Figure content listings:
━━━━━━━━━━━━━━━━━━━━
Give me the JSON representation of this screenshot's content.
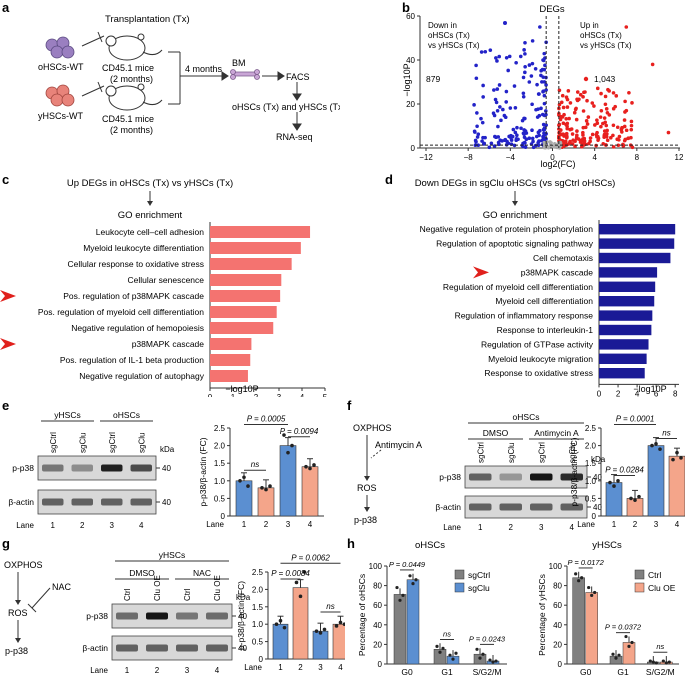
{
  "colors": {
    "red": "#ee6e6a",
    "red_bar": "#f47370",
    "blue": "#5b8fd1",
    "navy": "#1a1a96",
    "gray": "#808080",
    "peach": "#f4a58a",
    "volcano_red": "#e8201e",
    "volcano_blue": "#2323c8"
  },
  "panel_letters": {
    "a": "a",
    "b": "b",
    "c": "c",
    "d": "d",
    "e": "e",
    "f": "f",
    "g": "g",
    "h": "h"
  },
  "panel_a": {
    "transplantation": "Transplantation (Tx)",
    "donor1": "oHSCs-WT",
    "donor2": "yHSCs-WT",
    "recipient1": "CD45.1 mice",
    "recipient1_time": "(2 months)",
    "recipient2": "CD45.1 mice",
    "recipient2_time": "(2 months)",
    "wait": "4 months",
    "bm": "BM",
    "facs": "FACS",
    "sorted": "oHSCs (Tx) and yHSCs (Tx)",
    "rnaseq": "RNA-seq"
  },
  "panel_b": {
    "title": "DEGs",
    "down_label": [
      "Down in",
      "oHSCs (Tx)",
      "vs yHSCs (Tx)"
    ],
    "up_label": [
      "Up in",
      "oHSCs (Tx)",
      "vs yHSCs (Tx)"
    ],
    "down_count": "879",
    "up_count": "1,043",
    "xlabel": "log2(FC)",
    "ylabel": "−log10P",
    "xticks": [
      "−12",
      "−8",
      "−4",
      "0",
      "4",
      "8",
      "12"
    ],
    "yticks": [
      "0",
      "20",
      "40",
      "60"
    ]
  },
  "panel_c": {
    "title": "Up DEGs in oHSCs (Tx) vs yHSCs (Tx)",
    "subtitle": "GO enrichment",
    "xlabel": "−log10P",
    "xticks": [
      "0",
      "1",
      "2",
      "3",
      "4",
      "5"
    ]
  },
  "panel_d": {
    "title": "Down DEGs in sgClu oHSCs (vs sgCtrl oHSCs)",
    "subtitle": "GO enrichment",
    "xlabel": "−log10P",
    "xticks": [
      "0",
      "2",
      "4",
      "6",
      "8"
    ]
  },
  "panel_e": {
    "groups": [
      "yHSCs",
      "oHSCs"
    ],
    "lanes_labels": [
      "sgCtrl",
      "sgClu",
      "sgCtrl",
      "sgClu"
    ],
    "rows": [
      "p-p38",
      "β-actin"
    ],
    "kda": "kDa",
    "kda_vals": [
      "40",
      "40"
    ],
    "lane_title": "Lane",
    "lane_nums": [
      "1",
      "2",
      "3",
      "4"
    ],
    "ylabel": "p-p38/β-actin (FC)",
    "yticks": [
      "0",
      "0.5",
      "1.0",
      "1.5",
      "2.0",
      "2.5"
    ],
    "p1": "P = 0.0005",
    "p2": "P = 0.0094",
    "ns": "ns"
  },
  "panel_f": {
    "oxphos": "OXPHOS",
    "antimycin": "Antimycin A",
    "ros": "ROS",
    "pp38": "p-p38",
    "cell": "oHSCs",
    "conds": [
      "DMSO",
      "Antimycin A"
    ],
    "lanes_labels": [
      "sgCtrl",
      "sgClu",
      "sgCtrl",
      "sgClu"
    ],
    "rows": [
      "p-p38",
      "β-actin"
    ],
    "kda": "kDa",
    "kda_vals": [
      "40",
      "40"
    ],
    "lane_title": "Lane",
    "lane_nums": [
      "1",
      "2",
      "3",
      "4"
    ],
    "ylabel": "p-p38/β-actin (FC)",
    "yticks": [
      "0",
      "0.5",
      "1.0",
      "1.5",
      "2.0",
      "2.5"
    ],
    "p1": "P = 0.0001",
    "p2": "P = 0.0284",
    "ns": "ns"
  },
  "panel_g": {
    "oxphos": "OXPHOS",
    "nac": "NAC",
    "ros": "ROS",
    "pp38": "p-p38",
    "cell": "yHSCs",
    "conds": [
      "DMSO",
      "NAC"
    ],
    "lanes_labels": [
      "Ctrl",
      "Clu OE",
      "Ctrl",
      "Clu OE"
    ],
    "rows": [
      "p-p38",
      "β-actin"
    ],
    "kda": "kDa",
    "kda_vals": [
      "40",
      "40"
    ],
    "lane_title": "Lane",
    "lane_nums": [
      "1",
      "2",
      "3",
      "4"
    ],
    "ylabel": "p-p38/β-actin (FC)",
    "yticks": [
      "0",
      "0.5",
      "1.0",
      "1.5",
      "2.0",
      "2.5"
    ],
    "p1": "P = 0.0084",
    "p2": "P = 0.0062",
    "ns": "ns"
  },
  "panel_h": {
    "left_title": "oHSCs",
    "right_title": "yHSCs",
    "left_ylabel": "Percentage of oHSCs",
    "right_ylabel": "Percentage of yHSCs",
    "yticks": [
      "0",
      "20",
      "40",
      "60",
      "80",
      "100"
    ],
    "cats": [
      "G0",
      "G1",
      "S/G2/M"
    ],
    "left_legend": [
      "sgCtrl",
      "sgClu"
    ],
    "right_legend": [
      "Ctrl",
      "Clu OE"
    ],
    "left_p": [
      "P = 0.0449",
      "ns",
      "P = 0.0243"
    ],
    "right_p": [
      "P = 0.0172",
      "P = 0.0372",
      "ns"
    ]
  },
  "chart_data": [
    {
      "id": "c",
      "type": "bar",
      "orientation": "horizontal",
      "xlabel": "−log10P",
      "xlim": [
        0,
        5
      ],
      "categories": [
        "Leukocyte cell–cell adhesion",
        "Myeloid leukocyte differentiation",
        "Cellular response to oxidative stress",
        "Cellular senescence",
        "Pos. regulation of p38MAPK cascade",
        "Pos. regulation of myeloid cell differentiation",
        "Negative regulation of hemopoiesis",
        "p38MAPK cascade",
        "Pos. regulation of IL-1 beta production",
        "Negative regulation of autophagy"
      ],
      "values": [
        4.35,
        3.95,
        3.55,
        3.1,
        3.05,
        2.9,
        2.75,
        1.8,
        1.75,
        1.65
      ],
      "highlight": [
        4,
        7
      ]
    },
    {
      "id": "d",
      "type": "bar",
      "orientation": "horizontal",
      "xlabel": "−log10P",
      "xlim": [
        0,
        8
      ],
      "categories": [
        "Negative regulation of protein phosphorylation",
        "Regulation of apoptotic signaling pathway",
        "Cell chemotaxis",
        "p38MAPK cascade",
        "Regulation of myeloid cell differentiation",
        "Myeloid cell differentiation",
        "Regulation of inflammatory response",
        "Response to interleukin-1",
        "Regulation of GTPase activity",
        "Myeloid leukocyte migration",
        "Response to oxidative stress"
      ],
      "values": [
        8.0,
        7.9,
        7.5,
        6.1,
        5.9,
        5.8,
        5.6,
        5.5,
        5.2,
        5.0,
        4.8
      ],
      "highlight": [
        3
      ]
    },
    {
      "id": "e",
      "type": "bar",
      "categories": [
        "1",
        "2",
        "3",
        "4"
      ],
      "values": [
        1.0,
        0.8,
        2.0,
        1.4
      ],
      "ylim": [
        0,
        2.5
      ],
      "ylabel": "p-p38/β-actin (FC)"
    },
    {
      "id": "f",
      "type": "bar",
      "categories": [
        "1",
        "2",
        "3",
        "4"
      ],
      "values": [
        0.95,
        0.5,
        2.0,
        1.7
      ],
      "ylim": [
        0,
        2.5
      ],
      "ylabel": "p-p38/β-actin (FC)"
    },
    {
      "id": "g",
      "type": "bar",
      "categories": [
        "1",
        "2",
        "3",
        "4"
      ],
      "values": [
        1.0,
        2.05,
        0.8,
        1.0
      ],
      "ylim": [
        0,
        2.5
      ],
      "ylabel": "p-p38/β-actin (FC)"
    },
    {
      "id": "h_left",
      "type": "bar",
      "categories": [
        "G0",
        "G1",
        "S/G2/M"
      ],
      "ylim": [
        0,
        100
      ],
      "ylabel": "Percentage of oHSCs",
      "series": [
        {
          "name": "sgCtrl",
          "values": [
            71,
            15,
            10
          ]
        },
        {
          "name": "sgClu",
          "values": [
            86,
            8,
            3
          ]
        }
      ]
    },
    {
      "id": "h_right",
      "type": "bar",
      "categories": [
        "G0",
        "G1",
        "S/G2/M"
      ],
      "ylim": [
        0,
        100
      ],
      "ylabel": "Percentage of yHSCs",
      "series": [
        {
          "name": "Ctrl",
          "values": [
            88,
            8,
            2
          ]
        },
        {
          "name": "Clu OE",
          "values": [
            73,
            22,
            2
          ]
        }
      ]
    },
    {
      "id": "b",
      "type": "scatter",
      "title": "DEGs",
      "xlabel": "log2(FC)",
      "ylabel": "−log10P",
      "xlim": [
        -12,
        12
      ],
      "ylim": [
        0,
        60
      ],
      "series": [
        {
          "name": "Down",
          "count": "879"
        },
        {
          "name": "Up",
          "count": "1,043"
        }
      ]
    }
  ]
}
━━━━━━━━━━━━━━━━━━━━
§ WHAT TO DO
Work out how many lines in the records above contain the word "yHSCs". State only that number.

§ RESULT FOR THIS TASK
10